- _Aim of the exercise_: What is the number of lines holding the word "centers"? Write that number and nothing else.

────────

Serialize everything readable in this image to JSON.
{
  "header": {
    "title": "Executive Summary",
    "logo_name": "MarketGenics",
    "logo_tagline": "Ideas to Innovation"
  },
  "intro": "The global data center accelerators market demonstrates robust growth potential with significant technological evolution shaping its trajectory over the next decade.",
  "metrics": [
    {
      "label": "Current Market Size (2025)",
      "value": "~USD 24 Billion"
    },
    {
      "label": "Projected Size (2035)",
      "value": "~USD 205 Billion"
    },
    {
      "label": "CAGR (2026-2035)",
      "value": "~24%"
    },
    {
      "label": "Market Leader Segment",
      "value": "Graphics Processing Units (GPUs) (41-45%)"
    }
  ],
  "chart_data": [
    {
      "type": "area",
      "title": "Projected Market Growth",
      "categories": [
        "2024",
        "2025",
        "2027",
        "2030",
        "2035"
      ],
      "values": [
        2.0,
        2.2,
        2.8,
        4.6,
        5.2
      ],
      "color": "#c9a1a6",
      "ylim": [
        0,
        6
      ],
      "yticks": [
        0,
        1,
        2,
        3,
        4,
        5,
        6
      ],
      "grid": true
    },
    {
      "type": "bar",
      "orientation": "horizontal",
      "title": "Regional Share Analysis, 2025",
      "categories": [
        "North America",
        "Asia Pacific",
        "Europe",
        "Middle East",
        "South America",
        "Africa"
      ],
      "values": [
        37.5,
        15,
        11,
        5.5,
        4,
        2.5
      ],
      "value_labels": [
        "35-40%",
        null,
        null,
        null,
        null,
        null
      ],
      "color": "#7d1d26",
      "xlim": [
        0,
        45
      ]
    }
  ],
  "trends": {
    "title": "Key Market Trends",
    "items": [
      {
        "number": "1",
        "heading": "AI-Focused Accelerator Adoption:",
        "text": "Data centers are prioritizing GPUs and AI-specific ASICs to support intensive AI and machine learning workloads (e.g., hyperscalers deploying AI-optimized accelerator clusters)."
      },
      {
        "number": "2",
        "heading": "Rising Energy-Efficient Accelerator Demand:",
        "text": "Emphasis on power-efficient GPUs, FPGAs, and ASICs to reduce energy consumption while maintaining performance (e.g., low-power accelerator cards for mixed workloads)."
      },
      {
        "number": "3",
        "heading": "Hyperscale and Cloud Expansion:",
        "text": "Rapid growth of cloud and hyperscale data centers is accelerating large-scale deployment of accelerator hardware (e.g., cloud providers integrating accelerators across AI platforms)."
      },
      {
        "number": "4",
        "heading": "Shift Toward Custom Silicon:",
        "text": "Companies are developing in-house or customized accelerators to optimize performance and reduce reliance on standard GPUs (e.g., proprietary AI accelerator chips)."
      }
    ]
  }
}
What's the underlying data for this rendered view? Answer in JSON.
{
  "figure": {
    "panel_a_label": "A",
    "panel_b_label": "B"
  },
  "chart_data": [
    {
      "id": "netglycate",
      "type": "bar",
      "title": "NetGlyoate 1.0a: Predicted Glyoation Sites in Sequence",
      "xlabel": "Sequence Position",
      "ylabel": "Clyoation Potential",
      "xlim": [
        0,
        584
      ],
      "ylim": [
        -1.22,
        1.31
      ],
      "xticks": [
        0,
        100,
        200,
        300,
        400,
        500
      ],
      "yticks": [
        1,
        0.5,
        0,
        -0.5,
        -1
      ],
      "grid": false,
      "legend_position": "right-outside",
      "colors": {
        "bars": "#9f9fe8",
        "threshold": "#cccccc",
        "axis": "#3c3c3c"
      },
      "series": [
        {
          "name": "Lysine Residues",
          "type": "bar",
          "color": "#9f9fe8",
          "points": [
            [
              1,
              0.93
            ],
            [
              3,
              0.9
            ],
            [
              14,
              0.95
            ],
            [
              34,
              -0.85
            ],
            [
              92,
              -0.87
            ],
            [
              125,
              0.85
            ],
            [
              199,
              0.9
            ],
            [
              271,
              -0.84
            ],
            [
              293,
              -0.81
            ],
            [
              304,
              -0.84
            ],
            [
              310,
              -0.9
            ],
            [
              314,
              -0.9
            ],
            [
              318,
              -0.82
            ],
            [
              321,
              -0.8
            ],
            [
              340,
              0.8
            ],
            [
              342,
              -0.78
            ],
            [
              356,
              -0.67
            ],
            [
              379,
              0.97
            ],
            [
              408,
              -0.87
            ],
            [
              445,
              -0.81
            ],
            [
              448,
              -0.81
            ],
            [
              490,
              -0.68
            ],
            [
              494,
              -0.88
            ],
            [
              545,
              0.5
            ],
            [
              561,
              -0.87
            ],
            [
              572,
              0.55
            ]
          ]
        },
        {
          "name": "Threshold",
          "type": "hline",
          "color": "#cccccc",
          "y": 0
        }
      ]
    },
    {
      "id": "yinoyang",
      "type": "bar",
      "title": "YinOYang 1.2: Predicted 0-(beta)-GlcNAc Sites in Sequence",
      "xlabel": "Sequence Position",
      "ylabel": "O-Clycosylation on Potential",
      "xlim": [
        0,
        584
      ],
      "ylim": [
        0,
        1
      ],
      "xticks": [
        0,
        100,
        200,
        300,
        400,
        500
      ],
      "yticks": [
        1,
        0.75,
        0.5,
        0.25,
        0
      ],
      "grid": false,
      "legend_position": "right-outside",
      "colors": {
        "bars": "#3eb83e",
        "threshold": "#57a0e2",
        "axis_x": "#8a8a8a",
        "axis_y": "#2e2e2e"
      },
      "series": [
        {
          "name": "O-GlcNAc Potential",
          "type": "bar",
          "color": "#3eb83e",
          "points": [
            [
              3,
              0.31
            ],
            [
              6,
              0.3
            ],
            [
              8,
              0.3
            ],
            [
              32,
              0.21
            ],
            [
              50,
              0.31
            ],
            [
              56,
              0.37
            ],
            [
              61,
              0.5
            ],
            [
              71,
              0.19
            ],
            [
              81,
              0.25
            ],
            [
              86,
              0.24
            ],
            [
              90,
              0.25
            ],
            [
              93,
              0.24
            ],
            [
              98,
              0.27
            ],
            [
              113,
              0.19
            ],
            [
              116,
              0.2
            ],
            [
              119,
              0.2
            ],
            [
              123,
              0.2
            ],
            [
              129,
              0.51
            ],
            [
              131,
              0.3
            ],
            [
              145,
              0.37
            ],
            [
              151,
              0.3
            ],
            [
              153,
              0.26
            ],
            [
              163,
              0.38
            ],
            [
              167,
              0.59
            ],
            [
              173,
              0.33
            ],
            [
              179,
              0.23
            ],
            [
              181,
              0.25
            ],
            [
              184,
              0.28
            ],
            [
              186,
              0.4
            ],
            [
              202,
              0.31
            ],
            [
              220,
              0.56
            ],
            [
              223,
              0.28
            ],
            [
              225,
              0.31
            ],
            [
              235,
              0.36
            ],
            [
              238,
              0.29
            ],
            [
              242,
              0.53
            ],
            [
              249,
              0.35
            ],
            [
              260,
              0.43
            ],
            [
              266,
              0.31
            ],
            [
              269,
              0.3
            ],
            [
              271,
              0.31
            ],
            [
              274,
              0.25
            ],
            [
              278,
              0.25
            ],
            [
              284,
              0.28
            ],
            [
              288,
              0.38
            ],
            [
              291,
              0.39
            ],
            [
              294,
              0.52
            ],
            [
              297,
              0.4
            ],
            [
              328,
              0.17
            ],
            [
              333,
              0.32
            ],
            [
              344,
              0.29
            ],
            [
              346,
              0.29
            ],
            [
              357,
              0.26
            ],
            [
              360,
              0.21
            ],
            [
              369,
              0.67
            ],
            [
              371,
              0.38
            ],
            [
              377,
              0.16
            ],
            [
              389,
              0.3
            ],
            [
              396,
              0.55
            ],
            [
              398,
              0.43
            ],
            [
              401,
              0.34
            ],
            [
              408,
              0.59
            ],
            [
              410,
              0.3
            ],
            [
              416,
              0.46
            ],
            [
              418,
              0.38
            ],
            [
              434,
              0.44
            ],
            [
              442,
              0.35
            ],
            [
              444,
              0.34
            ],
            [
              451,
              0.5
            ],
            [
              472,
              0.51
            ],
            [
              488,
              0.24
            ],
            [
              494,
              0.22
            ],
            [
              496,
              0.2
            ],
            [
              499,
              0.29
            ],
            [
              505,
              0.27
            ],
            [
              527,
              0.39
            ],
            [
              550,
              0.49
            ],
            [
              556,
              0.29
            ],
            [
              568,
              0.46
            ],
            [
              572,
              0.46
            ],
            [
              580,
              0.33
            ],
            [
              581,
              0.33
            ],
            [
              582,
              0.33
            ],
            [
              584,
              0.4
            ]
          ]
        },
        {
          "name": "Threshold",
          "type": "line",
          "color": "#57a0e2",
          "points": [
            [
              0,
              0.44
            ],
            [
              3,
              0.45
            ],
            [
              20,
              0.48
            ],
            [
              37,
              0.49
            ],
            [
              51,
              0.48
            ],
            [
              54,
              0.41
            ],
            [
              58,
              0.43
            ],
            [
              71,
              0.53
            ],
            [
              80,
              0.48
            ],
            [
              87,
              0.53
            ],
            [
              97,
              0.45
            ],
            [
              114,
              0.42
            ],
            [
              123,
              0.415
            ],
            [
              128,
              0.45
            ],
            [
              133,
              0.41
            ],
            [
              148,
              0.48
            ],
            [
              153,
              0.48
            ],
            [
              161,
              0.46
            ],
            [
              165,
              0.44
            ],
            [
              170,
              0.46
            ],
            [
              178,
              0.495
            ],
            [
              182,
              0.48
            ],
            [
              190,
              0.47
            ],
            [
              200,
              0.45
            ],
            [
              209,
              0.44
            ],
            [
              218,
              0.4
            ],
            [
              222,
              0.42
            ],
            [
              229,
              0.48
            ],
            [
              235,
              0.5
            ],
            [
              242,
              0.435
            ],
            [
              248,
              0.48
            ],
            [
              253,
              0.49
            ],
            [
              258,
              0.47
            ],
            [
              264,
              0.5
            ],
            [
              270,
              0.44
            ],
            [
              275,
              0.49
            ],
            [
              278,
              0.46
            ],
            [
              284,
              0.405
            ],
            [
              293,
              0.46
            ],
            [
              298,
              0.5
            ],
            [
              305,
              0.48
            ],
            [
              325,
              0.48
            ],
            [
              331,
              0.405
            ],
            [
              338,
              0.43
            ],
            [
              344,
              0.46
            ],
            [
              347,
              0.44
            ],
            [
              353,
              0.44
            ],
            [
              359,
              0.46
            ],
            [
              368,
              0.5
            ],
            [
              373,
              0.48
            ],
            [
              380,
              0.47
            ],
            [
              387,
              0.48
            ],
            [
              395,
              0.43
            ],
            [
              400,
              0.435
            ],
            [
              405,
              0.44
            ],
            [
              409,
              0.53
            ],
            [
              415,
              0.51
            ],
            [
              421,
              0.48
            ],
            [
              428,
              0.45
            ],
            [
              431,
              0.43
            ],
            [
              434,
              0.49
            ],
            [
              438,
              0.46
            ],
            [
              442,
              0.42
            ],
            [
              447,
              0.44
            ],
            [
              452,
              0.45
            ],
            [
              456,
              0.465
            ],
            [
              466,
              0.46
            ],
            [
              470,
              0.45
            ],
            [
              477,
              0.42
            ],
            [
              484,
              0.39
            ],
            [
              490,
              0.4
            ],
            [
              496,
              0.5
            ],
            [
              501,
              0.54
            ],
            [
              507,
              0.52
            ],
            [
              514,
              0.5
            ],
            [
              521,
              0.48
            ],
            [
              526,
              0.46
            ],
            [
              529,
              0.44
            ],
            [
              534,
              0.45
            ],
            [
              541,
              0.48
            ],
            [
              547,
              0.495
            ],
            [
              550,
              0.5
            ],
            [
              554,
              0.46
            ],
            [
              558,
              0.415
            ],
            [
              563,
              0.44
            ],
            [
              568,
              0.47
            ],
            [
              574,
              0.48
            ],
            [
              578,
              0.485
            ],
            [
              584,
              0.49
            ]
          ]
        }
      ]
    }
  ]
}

────────

- _Right answer_: 2